▶ PROBLEMS TO SOLVE:
**1.** Decide whether each statement, (a), (b), and (c), agrees with the text on anniversaries, and support each yes or no with the deciding words quoted from it. (a) The writer holds that a wedding anniversary is the only one a couple may celebrate. (b) Anyone may have to go through a birthday more than once in a calendar year. (c) Most Brits had an official first date before exchanging saliva with their significant others.
**2.** Duplicate the passage of the text on anniversaries from "Then there are" up to and including "leave a comment.".
**3.** In the text on anniversaries, which song does the writer imagine couples playing on the anniversary of their first meeting?

Still, however bonechillingly dreadful the birthday is, at least there is no ambiguity about it. The date is there, in black and white on your driving licence and in your diary circled in furious red pen with ‘AGGHHHHH’ scrawled across the page. It could be worse, though: unless you’re a reigning monarch, there is no possibility whatsoever of going through that merry hell more than once each calendar year.

Then there are anniversaries, and even though it’s none of my business, and even though technically it does affect me, I’m so often intensely irritated by how other people choose to celebrate them sorry, not people, couples and how they choose to mark the ‘birthday of the relationship’. I can already feel a shudder coming on.


In my rather disapproving mind, you are you are only permitted to celebrate your wedding anniversary and that is it. At this point, I expect many of you to heartily disagree to the point of removing a shoe and hurling at your computer screen. Hold fire for a just a second. If you still disagree after hearing my reasons, please feel free to leave a comment.

My problem starts with the date itself. What is it actually anniversary of? The first time you met? Romantic in a way but also a bit creepy. I imagine on these celebratory evenings the lucky twosome play vomit-inducing music like Savage Garden’s I Loved You Before I Met You and other cringy numbers from their Top Ten Tunes for Stalkers CD.

So, how about a first date? A bit more sensible but sadly we’re not Americans and the majority of Brits didn’t have an official first date with their significant others until they’d already exchanged saliva along with a string of donor kebab meat on the walk home from some salubrious nightspot.

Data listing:

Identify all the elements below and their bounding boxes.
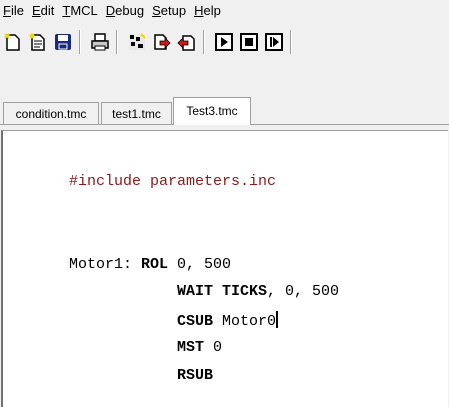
save-button[interactable] (52, 30, 74, 54)
upload-icon (177, 35, 195, 51)
toolbar-separator (290, 30, 292, 54)
code-args: 0 (204, 339, 223, 356)
code-line-2: WAIT TICKS, 0, 500 (177, 283, 339, 300)
code-editor[interactable]: #include parameters.inc Motor1: ROL 0, 5… (1, 130, 448, 407)
menu-setup[interactable]: Setup (152, 0, 186, 22)
toolbar-separator (203, 30, 205, 54)
download-button[interactable] (151, 30, 173, 54)
code-command: WAIT TICKS (177, 283, 268, 300)
download-icon (154, 34, 171, 50)
step-button[interactable] (263, 30, 285, 54)
code-args: 0, 500 (168, 256, 232, 273)
text-cursor (276, 311, 279, 328)
tab-test1[interactable]: test1.tmc (101, 102, 172, 124)
code-args: , 0, 500 (267, 283, 340, 300)
menu-edit[interactable]: Edit (32, 0, 54, 22)
menu-bar: File Edit TMCL Debug Setup Help (0, 0, 449, 22)
menu-tmcl[interactable]: TMCL (62, 0, 97, 22)
code-args: Motor0 (213, 313, 277, 330)
code-command: CSUB (177, 313, 214, 330)
code-line-4: MST 0 (177, 339, 222, 356)
toolbar-separator (79, 30, 81, 54)
menu-file[interactable]: File (3, 0, 24, 22)
toolbar (0, 25, 449, 59)
code-label: Motor1: (69, 256, 133, 273)
save-icon (55, 34, 71, 50)
open-file-button[interactable] (27, 30, 49, 54)
print-icon (91, 33, 109, 51)
code-command: RSUB (177, 367, 214, 384)
code-line-3: CSUB Motor0 (177, 311, 279, 330)
tab-test3[interactable]: Test3.tmc (173, 97, 251, 125)
code-command: MST (177, 339, 205, 356)
include-line: #include parameters.inc (69, 173, 277, 190)
stop-icon (240, 33, 258, 51)
assemble-icon (129, 33, 146, 50)
toolbar-separator (116, 30, 118, 54)
upload-button[interactable] (176, 30, 198, 54)
new-file-icon (4, 33, 20, 51)
assemble-button[interactable] (126, 30, 148, 54)
run-button[interactable] (213, 30, 235, 54)
run-icon (215, 33, 233, 51)
code-line-1: Motor1: ROL 0, 500 (69, 256, 231, 273)
file-tabs: condition.tmc test1.tmc Test3.tmc (0, 96, 449, 126)
menu-debug[interactable]: Debug (106, 0, 144, 22)
stop-button[interactable] (238, 30, 260, 54)
open-file-icon (29, 33, 45, 51)
menu-help[interactable]: Help (194, 0, 221, 22)
print-button[interactable] (89, 30, 111, 54)
code-line-5: RSUB (177, 367, 213, 384)
code-command: ROL (141, 256, 169, 273)
tab-condition[interactable]: condition.tmc (3, 102, 99, 124)
new-file-button[interactable] (2, 30, 24, 54)
step-icon (265, 33, 283, 51)
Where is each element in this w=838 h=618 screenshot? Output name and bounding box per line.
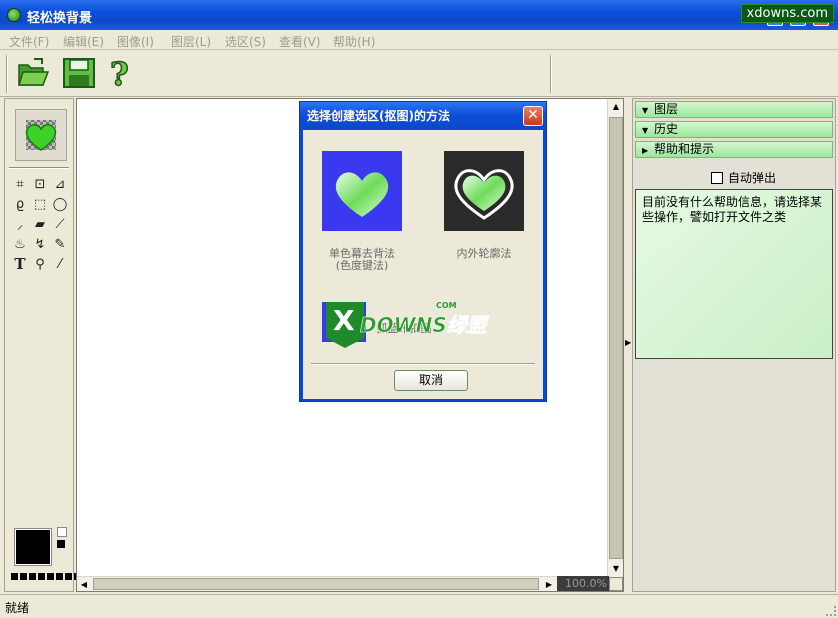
scroll-down-icon[interactable]: ▼ [608,561,624,577]
transform-icon[interactable]: ⊡ [31,175,49,193]
site-watermark: xdowns.com [740,4,834,23]
stamp-icon[interactable]: ♨ [11,235,29,253]
open-folder-icon[interactable] [16,57,50,89]
menu-bar: 文件(F) 编辑(E) 图像(I) 图层(L) 选区(S) 查看(V) 帮助(H… [0,30,838,50]
scroll-left-icon[interactable]: ◀ [77,577,91,592]
horizontal-scrollbar[interactable]: ◀ ▶ [77,576,557,591]
default-colors-icon[interactable] [57,540,65,548]
toolbar-separator [550,55,552,93]
eraser-icon[interactable]: ▰ [31,215,49,233]
zoom-icon[interactable]: ⚲ [31,255,49,273]
checkbox-box[interactable] [711,171,723,184]
menu-image[interactable]: 图像(I) [117,33,154,50]
expand-right-icon: ▶ [642,146,649,155]
option-chroma-key-label[interactable]: 单色幕去背法 (色度键法) [307,248,417,272]
svg-text:X: X [333,304,355,337]
vertical-scrollbar[interactable]: ▲ ▼ [607,99,623,577]
auto-popup-label: 自动弹出 [728,171,777,185]
option-contour[interactable] [444,151,524,231]
zoom-level: 100.0% [557,576,609,591]
menu-select[interactable]: 选区(S) [225,33,266,50]
window-title: 轻松换背景 [27,11,93,26]
xdowns-logo-watermark: X DOWNS绿盟 COM [326,301,490,348]
toolbar-grip [6,55,8,93]
toolbox: ⌗ ⊡ ⊿ ϱ ⬚ ◯ ⸝ ▰ ⟋ ♨ ↯ ✎ T ⚲ ⁄ [4,98,81,592]
horizontal-scroll-thumb[interactable] [93,578,539,590]
scroll-up-icon[interactable]: ▲ [608,99,624,115]
collapse-arrow-icon[interactable]: ▶ [625,338,631,347]
right-panel: ▼ 图层 ▼ 历史 ▶ 帮助和提示 自动弹出 目前没有什么帮助信息，请选择某些操作，譬… [632,98,836,592]
heart-selection-icon [25,120,57,151]
resize-grip-icon[interactable] [826,606,836,616]
app-icon [7,8,21,22]
foreground-color-swatch[interactable] [14,528,52,566]
dialog-close-button[interactable]: ✕ [523,106,543,126]
section-help-tips[interactable]: ▶ 帮助和提示 [635,141,833,158]
crop-icon[interactable]: ⌗ [11,175,29,193]
dialog-body: 单色幕去背法 (色度键法) 内外轮廓法 抓蓝布扣图 X DOWNS绿盟 COM … [303,130,543,399]
brush-icon[interactable]: ⟋ [51,215,69,233]
active-tool[interactable] [15,109,67,161]
menu-layer[interactable]: 图层(L) [171,33,211,50]
heart-outline-dark-icon [454,169,514,220]
section-history[interactable]: ▼ 历史 [635,121,833,138]
panel-splitter[interactable]: ▶ [624,98,632,592]
eyedropper-icon[interactable]: ⁄ [51,255,69,273]
menu-help[interactable]: 帮助(H) [333,33,375,50]
toolbar: ? [0,51,838,97]
rect-select-icon[interactable]: ⬚ [31,195,49,213]
status-bar: 就绪 [0,594,838,618]
expand-down-icon: ▼ [642,106,649,115]
color-palette[interactable] [11,573,81,580]
scroll-right-icon[interactable]: ▶ [542,577,556,592]
pin-icon[interactable]: ✎ [51,235,69,253]
title-bar: 轻松换背景 xdowns.com [0,0,838,30]
cancel-button[interactable]: 取消 [394,370,468,391]
svg-text:DOWNS绿盟: DOWNS绿盟 [360,313,490,337]
heart-blue-bg-icon [335,172,389,217]
magic-wand-icon[interactable]: ⸝ [11,215,29,233]
dialog-title: 选择创建选区(抠图)的方法 [300,102,546,130]
svg-text:COM: COM [436,301,457,310]
auto-popup-checkbox[interactable]: 自动弹出 [711,169,776,186]
fit-window-icon[interactable] [609,577,623,591]
text-icon[interactable]: T [11,255,29,273]
menu-file[interactable]: 文件(F) [9,33,49,50]
option-chroma-key[interactable] [322,151,402,231]
help-text-box: 目前没有什么帮助信息，请选择某些操作，譬如打开文件之类 [635,189,833,359]
expand-down-icon: ▼ [642,126,649,135]
help-question-icon[interactable]: ? [107,55,139,91]
vertical-scroll-thumb[interactable] [609,117,623,559]
lasso-icon[interactable]: ϱ [11,195,29,213]
option-contour-label[interactable]: 内外轮廓法 [429,248,539,260]
selection-method-dialog: 选择创建选区(抠图)的方法 ✕ 单色幕去背法 (色度键法) 内外轮廓法 抓蓝布扣… [299,101,547,402]
dialog-separator [311,363,535,365]
background-color-swatch[interactable] [57,527,67,537]
smudge-icon[interactable]: ↯ [31,235,49,253]
save-disk-icon[interactable] [62,57,96,89]
toolbox-divider [9,167,69,169]
menu-edit[interactable]: 编辑(E) [63,33,104,50]
menu-view[interactable]: 查看(V) [279,33,321,50]
ellipse-select-icon[interactable]: ◯ [51,195,69,213]
svg-text:?: ? [110,55,129,91]
perspective-icon[interactable]: ⊿ [51,175,69,193]
section-layers[interactable]: ▼ 图层 [635,101,833,118]
status-text: 就绪 [5,601,30,615]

▶ COMPLETE ANSWERS:
**1.**
(a) Yes: "only permitted to celebrate your wedding anniversary and that is it"
(b) No: "unless you’re a reigning monarch, there is no possibility whatsoever of going through that merry hell more than once each calendar year"
(c) No: "the majority of Brits didn’t have an official first date with their significant others until they’d already exchanged saliva"

**2.**
Then there are anniversaries, and even though it’s none of my business, and even though technically it does affect me, I’m so often intensely irritated by how other people choose to celebrate them sorry, not people, couples and how they choose to mark the ‘birthday of the relationship’. I can already feel a shudder coming on.


In my rather disapproving mind, you are you are only permitted to celebrate your wedding anniversary and that is it. At this point, I expect many of you to heartily disagree to the point of removing a shoe and hurling at your computer screen. Hold fire for a just a second. If you still disagree after hearing my reasons, please feel free to leave a comment.

**3.** Savage Garden’s I Loved You Before I Met You